### EXERCISE
Locate every line in the records below that contains the word "pcapng", and copy each one.

### DATA SUPPLIED
-*-

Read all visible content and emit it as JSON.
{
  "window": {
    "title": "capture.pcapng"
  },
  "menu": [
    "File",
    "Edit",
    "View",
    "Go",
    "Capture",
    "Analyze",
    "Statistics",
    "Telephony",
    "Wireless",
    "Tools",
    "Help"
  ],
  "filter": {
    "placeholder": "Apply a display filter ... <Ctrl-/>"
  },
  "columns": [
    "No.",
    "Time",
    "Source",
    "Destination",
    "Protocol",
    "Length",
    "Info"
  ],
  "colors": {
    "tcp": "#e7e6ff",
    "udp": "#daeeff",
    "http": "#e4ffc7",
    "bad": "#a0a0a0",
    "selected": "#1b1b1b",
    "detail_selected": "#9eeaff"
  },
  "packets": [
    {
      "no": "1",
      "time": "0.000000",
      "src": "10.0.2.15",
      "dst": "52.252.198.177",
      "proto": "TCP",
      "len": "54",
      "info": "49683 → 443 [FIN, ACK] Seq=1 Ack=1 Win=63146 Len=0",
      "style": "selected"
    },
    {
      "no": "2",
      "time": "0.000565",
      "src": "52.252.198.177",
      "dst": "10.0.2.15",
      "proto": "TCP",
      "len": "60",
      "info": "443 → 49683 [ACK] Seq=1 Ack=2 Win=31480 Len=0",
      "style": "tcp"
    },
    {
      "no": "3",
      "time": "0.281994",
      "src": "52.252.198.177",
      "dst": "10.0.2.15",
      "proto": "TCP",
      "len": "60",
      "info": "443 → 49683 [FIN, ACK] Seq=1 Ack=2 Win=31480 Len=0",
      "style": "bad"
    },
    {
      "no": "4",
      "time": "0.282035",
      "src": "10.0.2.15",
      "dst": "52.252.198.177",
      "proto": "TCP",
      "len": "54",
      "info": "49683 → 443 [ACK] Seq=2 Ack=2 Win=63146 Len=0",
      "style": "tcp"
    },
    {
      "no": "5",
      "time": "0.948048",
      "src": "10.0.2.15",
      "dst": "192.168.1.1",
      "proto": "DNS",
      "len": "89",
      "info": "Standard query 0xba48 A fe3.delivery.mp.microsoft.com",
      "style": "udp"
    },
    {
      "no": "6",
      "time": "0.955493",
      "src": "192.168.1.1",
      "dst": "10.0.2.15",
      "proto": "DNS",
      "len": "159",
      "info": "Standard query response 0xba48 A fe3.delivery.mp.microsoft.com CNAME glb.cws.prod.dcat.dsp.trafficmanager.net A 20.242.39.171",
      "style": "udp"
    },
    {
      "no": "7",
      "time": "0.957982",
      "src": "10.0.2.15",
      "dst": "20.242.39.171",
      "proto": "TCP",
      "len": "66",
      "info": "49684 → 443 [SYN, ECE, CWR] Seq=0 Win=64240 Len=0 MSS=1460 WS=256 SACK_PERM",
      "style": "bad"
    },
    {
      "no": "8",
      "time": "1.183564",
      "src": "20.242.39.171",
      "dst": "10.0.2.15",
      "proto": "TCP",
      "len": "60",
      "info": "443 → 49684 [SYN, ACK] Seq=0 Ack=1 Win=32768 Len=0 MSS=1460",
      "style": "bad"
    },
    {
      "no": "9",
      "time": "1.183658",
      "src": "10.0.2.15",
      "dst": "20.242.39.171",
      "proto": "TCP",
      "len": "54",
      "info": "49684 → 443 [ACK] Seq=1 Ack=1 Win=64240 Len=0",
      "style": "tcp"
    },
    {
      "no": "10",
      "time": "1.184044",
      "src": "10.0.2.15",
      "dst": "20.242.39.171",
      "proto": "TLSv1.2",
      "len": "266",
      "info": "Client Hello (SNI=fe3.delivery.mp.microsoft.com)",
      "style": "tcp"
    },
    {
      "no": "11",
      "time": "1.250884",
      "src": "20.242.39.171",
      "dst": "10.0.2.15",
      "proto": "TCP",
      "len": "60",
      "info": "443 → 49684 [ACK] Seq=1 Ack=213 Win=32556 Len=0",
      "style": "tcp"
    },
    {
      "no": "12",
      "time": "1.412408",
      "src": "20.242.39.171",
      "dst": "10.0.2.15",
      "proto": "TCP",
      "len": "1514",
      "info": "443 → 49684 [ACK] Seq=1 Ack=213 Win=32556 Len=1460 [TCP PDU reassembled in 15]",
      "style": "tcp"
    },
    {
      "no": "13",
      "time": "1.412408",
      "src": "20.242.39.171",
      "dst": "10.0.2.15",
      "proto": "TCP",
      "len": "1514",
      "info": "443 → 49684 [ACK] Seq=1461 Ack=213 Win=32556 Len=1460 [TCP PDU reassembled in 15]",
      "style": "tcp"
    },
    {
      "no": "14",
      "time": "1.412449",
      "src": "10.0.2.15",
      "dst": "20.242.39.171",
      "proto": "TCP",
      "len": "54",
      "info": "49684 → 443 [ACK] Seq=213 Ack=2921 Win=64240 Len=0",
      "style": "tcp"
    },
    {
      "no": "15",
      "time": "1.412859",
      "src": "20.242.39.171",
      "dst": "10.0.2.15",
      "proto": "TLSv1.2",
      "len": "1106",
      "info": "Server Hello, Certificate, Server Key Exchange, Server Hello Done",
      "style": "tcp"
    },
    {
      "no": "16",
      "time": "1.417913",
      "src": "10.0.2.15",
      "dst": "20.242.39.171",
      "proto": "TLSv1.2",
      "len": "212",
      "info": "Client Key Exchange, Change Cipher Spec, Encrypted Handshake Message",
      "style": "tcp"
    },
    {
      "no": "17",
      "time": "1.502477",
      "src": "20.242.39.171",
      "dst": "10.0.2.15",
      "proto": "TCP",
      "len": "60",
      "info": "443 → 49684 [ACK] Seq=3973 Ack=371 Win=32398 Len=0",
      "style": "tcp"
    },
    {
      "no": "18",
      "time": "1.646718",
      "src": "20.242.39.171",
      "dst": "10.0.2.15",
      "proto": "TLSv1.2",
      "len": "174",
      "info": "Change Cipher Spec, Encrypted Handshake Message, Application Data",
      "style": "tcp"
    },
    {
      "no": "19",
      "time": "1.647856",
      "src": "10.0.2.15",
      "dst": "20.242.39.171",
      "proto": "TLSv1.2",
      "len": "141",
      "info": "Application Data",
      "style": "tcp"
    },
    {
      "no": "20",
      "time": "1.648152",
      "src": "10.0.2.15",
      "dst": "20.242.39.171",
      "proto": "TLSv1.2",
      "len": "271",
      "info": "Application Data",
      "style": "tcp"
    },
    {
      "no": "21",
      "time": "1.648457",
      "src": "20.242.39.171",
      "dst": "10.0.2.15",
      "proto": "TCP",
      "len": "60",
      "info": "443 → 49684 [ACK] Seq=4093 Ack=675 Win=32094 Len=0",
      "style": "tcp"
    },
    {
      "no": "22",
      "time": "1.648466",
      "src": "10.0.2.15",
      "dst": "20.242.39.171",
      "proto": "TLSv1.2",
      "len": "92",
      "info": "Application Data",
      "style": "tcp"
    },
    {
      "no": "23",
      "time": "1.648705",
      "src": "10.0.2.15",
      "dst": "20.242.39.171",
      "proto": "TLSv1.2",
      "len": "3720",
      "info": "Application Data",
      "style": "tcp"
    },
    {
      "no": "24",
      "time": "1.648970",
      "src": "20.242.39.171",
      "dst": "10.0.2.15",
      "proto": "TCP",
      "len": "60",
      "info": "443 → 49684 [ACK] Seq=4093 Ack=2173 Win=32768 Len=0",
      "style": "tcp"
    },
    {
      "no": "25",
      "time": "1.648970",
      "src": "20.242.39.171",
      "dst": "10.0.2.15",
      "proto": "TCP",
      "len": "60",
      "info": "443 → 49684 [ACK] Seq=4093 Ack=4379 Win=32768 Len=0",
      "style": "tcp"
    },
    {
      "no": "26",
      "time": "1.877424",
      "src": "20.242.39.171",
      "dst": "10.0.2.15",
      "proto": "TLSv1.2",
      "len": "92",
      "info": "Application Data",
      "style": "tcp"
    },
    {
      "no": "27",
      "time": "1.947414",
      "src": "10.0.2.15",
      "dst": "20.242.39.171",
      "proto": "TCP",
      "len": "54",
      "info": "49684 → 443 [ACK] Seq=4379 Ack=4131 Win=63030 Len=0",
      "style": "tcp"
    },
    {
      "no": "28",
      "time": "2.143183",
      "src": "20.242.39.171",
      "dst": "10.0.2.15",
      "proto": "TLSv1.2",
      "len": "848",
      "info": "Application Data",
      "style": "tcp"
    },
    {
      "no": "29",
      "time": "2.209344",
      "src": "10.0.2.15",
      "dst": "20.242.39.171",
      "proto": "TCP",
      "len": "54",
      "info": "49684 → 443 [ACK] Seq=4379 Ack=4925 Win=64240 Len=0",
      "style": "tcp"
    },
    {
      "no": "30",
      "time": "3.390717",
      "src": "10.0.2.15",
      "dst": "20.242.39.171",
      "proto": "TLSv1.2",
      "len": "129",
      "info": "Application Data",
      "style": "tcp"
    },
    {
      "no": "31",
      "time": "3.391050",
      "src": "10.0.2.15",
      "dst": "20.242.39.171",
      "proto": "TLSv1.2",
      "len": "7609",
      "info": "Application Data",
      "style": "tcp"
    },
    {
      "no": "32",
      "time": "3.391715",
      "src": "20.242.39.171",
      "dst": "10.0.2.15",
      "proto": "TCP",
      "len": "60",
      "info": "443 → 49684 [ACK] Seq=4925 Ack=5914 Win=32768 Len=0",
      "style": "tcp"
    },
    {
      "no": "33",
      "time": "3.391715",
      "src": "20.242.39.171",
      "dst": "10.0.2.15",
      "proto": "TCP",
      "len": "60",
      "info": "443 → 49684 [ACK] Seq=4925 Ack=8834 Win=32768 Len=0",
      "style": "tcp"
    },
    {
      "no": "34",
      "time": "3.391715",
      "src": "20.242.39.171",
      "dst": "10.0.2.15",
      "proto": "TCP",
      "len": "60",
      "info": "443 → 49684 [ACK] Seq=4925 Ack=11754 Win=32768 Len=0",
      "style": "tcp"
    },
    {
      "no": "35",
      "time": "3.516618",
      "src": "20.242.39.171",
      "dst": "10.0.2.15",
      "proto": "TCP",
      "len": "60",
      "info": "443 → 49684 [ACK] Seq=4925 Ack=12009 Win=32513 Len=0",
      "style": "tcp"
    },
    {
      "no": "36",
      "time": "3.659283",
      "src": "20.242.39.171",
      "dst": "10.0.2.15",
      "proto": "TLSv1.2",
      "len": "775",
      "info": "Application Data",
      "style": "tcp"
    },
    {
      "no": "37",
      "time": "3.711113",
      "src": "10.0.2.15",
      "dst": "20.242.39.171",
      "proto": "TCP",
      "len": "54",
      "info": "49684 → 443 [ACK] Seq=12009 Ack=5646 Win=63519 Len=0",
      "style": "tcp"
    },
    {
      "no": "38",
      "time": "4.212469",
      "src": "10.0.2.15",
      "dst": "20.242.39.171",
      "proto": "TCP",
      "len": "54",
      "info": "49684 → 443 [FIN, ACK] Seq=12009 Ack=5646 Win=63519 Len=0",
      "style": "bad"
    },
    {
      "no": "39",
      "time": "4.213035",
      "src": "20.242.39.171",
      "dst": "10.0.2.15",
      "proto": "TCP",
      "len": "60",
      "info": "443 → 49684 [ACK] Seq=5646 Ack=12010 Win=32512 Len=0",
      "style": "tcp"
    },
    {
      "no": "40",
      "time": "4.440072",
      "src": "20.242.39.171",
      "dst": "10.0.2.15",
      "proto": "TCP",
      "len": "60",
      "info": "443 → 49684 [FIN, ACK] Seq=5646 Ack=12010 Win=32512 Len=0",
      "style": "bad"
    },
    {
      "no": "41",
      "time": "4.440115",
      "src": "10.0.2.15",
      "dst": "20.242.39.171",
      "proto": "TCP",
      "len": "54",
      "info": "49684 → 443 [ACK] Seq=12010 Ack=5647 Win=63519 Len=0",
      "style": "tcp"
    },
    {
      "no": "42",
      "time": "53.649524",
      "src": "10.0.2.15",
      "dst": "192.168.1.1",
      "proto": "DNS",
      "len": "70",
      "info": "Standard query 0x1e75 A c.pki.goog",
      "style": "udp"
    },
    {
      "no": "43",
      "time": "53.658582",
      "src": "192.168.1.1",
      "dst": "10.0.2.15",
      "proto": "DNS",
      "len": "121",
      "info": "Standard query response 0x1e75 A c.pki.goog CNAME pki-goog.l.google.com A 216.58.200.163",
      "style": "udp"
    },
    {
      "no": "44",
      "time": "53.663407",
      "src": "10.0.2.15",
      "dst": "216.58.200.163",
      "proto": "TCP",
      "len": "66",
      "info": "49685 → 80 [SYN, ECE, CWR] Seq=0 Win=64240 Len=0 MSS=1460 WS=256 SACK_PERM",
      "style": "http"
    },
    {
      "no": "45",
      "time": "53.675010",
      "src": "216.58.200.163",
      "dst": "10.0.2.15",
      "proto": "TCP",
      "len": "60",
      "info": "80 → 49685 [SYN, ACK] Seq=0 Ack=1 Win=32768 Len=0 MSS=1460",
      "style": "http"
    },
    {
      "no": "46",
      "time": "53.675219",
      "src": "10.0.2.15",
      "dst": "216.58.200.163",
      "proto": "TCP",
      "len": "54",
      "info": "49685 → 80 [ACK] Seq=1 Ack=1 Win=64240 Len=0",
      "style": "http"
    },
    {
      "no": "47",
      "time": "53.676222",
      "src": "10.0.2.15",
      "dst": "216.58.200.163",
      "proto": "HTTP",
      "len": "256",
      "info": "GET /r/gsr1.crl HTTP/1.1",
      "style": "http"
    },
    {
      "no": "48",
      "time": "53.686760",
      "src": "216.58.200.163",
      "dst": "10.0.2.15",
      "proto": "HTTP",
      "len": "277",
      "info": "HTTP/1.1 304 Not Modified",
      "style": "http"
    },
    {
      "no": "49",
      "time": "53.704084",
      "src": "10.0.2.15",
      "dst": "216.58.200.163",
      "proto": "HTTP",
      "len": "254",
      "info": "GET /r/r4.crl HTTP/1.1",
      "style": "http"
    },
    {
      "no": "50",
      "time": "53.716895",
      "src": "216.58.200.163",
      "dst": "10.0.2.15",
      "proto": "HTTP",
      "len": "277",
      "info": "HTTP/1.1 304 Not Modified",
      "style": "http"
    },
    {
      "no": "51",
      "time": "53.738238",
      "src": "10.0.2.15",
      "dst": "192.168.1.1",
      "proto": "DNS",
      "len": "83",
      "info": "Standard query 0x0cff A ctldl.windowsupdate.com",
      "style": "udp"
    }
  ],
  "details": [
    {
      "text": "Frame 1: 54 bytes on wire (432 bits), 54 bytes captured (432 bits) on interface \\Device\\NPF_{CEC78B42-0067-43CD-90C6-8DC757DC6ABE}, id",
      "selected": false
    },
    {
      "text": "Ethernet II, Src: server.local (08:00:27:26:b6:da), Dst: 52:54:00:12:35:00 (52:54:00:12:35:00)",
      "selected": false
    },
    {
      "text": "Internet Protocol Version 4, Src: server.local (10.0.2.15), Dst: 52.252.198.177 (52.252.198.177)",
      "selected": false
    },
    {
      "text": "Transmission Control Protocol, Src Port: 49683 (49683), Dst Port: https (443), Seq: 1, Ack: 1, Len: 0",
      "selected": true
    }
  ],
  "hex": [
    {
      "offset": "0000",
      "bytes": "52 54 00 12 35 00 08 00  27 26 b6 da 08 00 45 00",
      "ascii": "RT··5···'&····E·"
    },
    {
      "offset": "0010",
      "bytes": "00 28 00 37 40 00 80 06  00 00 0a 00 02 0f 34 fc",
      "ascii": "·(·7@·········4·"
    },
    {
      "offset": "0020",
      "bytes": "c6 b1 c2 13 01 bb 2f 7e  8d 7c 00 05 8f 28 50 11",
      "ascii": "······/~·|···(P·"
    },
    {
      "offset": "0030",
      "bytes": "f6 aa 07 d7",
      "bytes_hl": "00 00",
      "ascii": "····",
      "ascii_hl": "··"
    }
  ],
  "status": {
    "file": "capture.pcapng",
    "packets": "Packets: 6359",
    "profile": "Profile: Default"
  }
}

-*-

### TASK SOLUTION
    "title": "capture.pcapng"
    "file": "capture.pcapng",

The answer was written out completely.